- _Materials provided_

--------

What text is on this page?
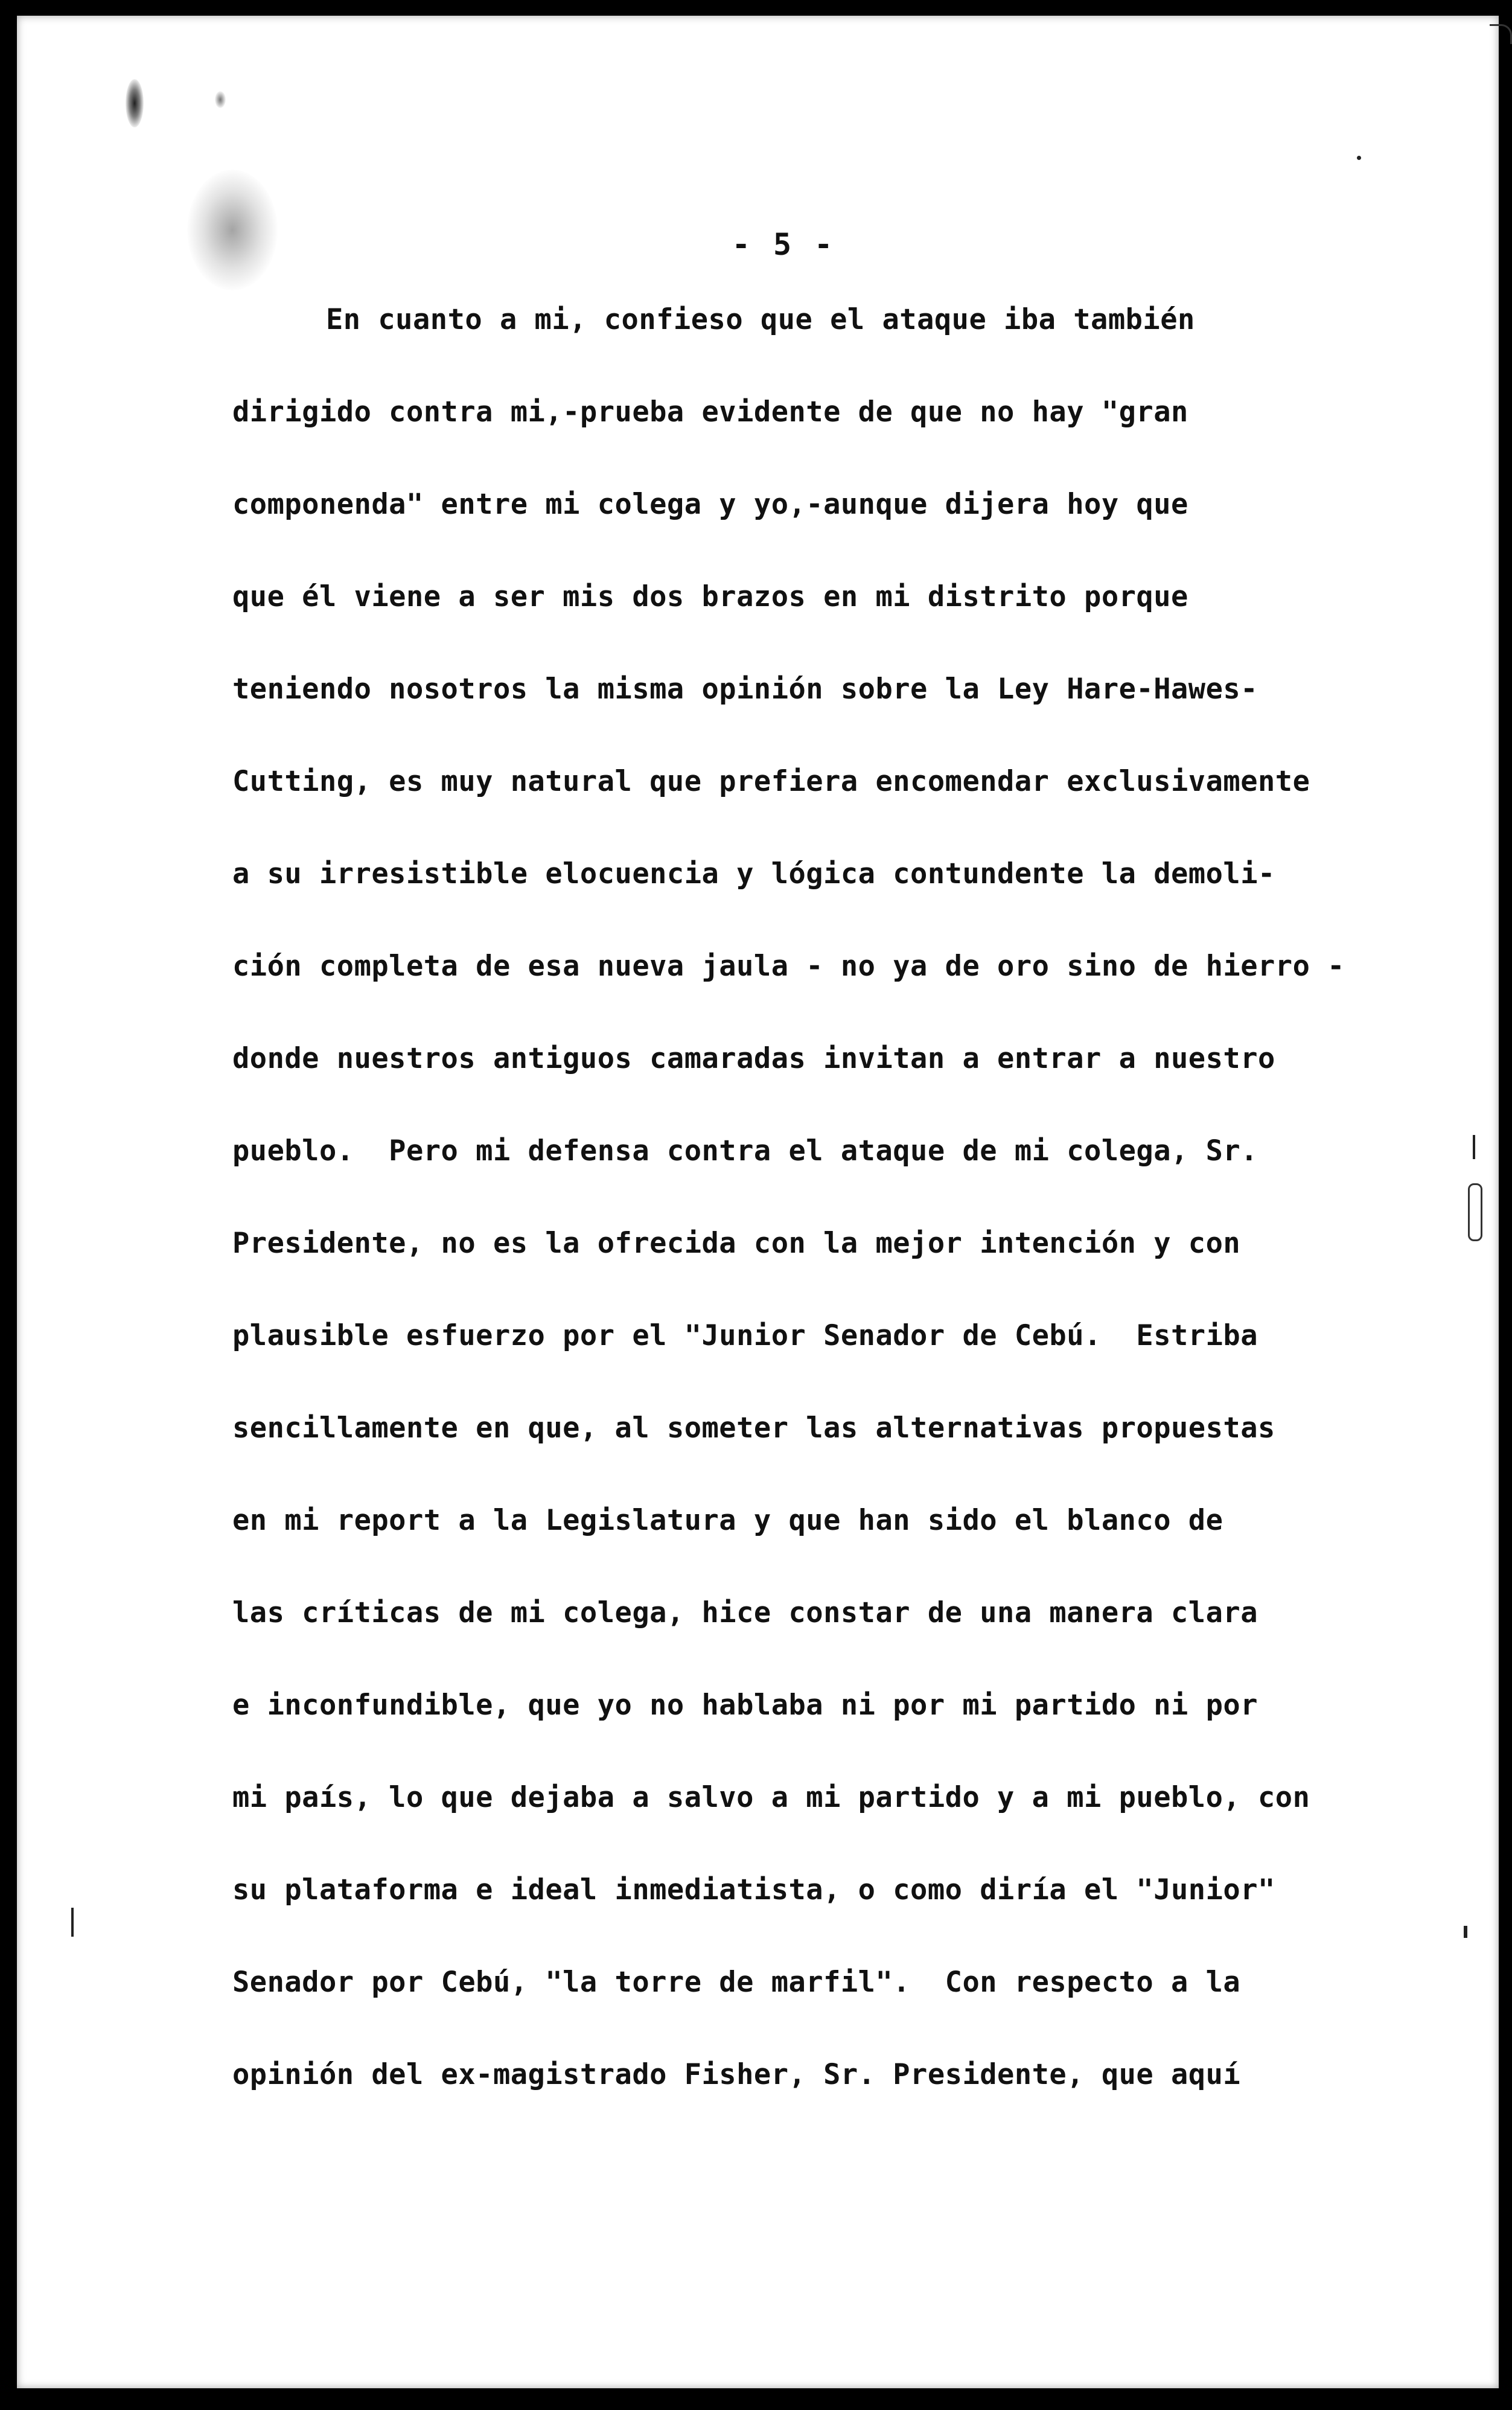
- 5 -
En cuanto a mi, confieso que el ataque iba también
dirigido contra mi,-prueba evidente de que no hay "gran
componenda" entre mi colega y yo,-aunque dijera hoy que
que él viene a ser mis dos brazos en mi distrito porque
teniendo nosotros la misma opinión sobre la Ley Hare-Hawes-
Cutting, es muy natural que prefiera encomendar exclusivamente
a su irresistible elocuencia y lógica contundente la demoli-
ción completa de esa nueva jaula - no ya de oro sino de hierro -
donde nuestros antiguos camaradas invitan a entrar a nuestro
pueblo.  Pero mi defensa contra el ataque de mi colega, Sr.
Presidente, no es la ofrecida con la mejor intención y con
plausible esfuerzo por el "Junior Senador de Cebú.  Estriba
sencillamente en que, al someter las alternativas propuestas
en mi report a la Legislatura y que han sido el blanco de
las críticas de mi colega, hice constar de una manera clara
e inconfundible, que yo no hablaba ni por mi partido ni por
mi país, lo que dejaba a salvo a mi partido y a mi pueblo, con
su plataforma e ideal inmediatista, o como diría el "Junior"
Senador por Cebú, "la torre de marfil".  Con respecto a la
opinión del ex-magistrado Fisher, Sr. Presidente, que aquí
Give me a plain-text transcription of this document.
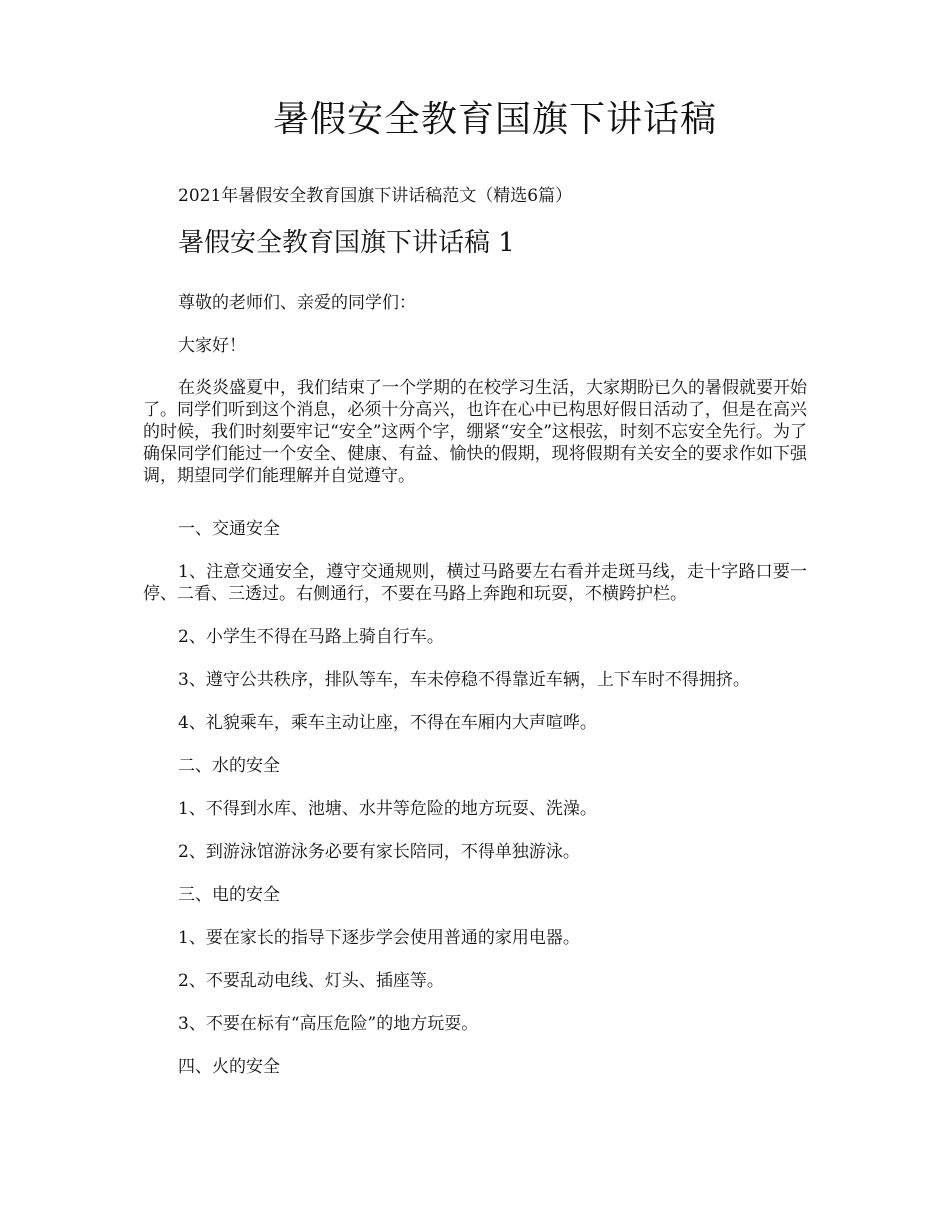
暑假安全教育国旗下讲话稿

2021年暑假安全教育国旗下讲话稿范文（精选6篇）

暑假安全教育国旗下讲话稿 1

尊敬的老师们、亲爱的同学们：

大家好！

在炎炎盛夏中，我们结束了一个学期的在校学习生活，大家期盼已久的暑假就要开始了。同学们听到这个消息，必须十分高兴，也许在心中已构思好假日活动了，但是在高兴的时候，我们时刻要牢记“安全”这两个字，绷紧“安全”这根弦，时刻不忘安全先行。为了确保同学们能过一个安全、健康、有益、愉快的假期，现将假期有关安全的要求作如下强调，期望同学们能理解并自觉遵守。

一、交通安全

1、注意交通安全，遵守交通规则，横过马路要左右看并走斑马线，走十字路口要一停、二看、三透过。右侧通行，不要在马路上奔跑和玩耍，不横跨护栏。

2、小学生不得在马路上骑自行车。

3、遵守公共秩序，排队等车，车未停稳不得靠近车辆，上下车时不得拥挤。

4、礼貌乘车，乘车主动让座，不得在车厢内大声喧哗。

二、水的安全

1、不得到水库、池塘、水井等危险的地方玩耍、洗澡。

2、到游泳馆游泳务必要有家长陪同，不得单独游泳。

三、电的安全

1、要在家长的指导下逐步学会使用普通的家用电器。

2、不要乱动电线、灯头、插座等。

3、不要在标有“高压危险”的地方玩耍。

四、火的安全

--------

Copy each line from the records above that includes the string "ataque".

- _Output for this task_
En cuanto a mi, confieso que el ataque iba también
pueblo.  Pero mi defensa contra el ataque de mi colega, Sr.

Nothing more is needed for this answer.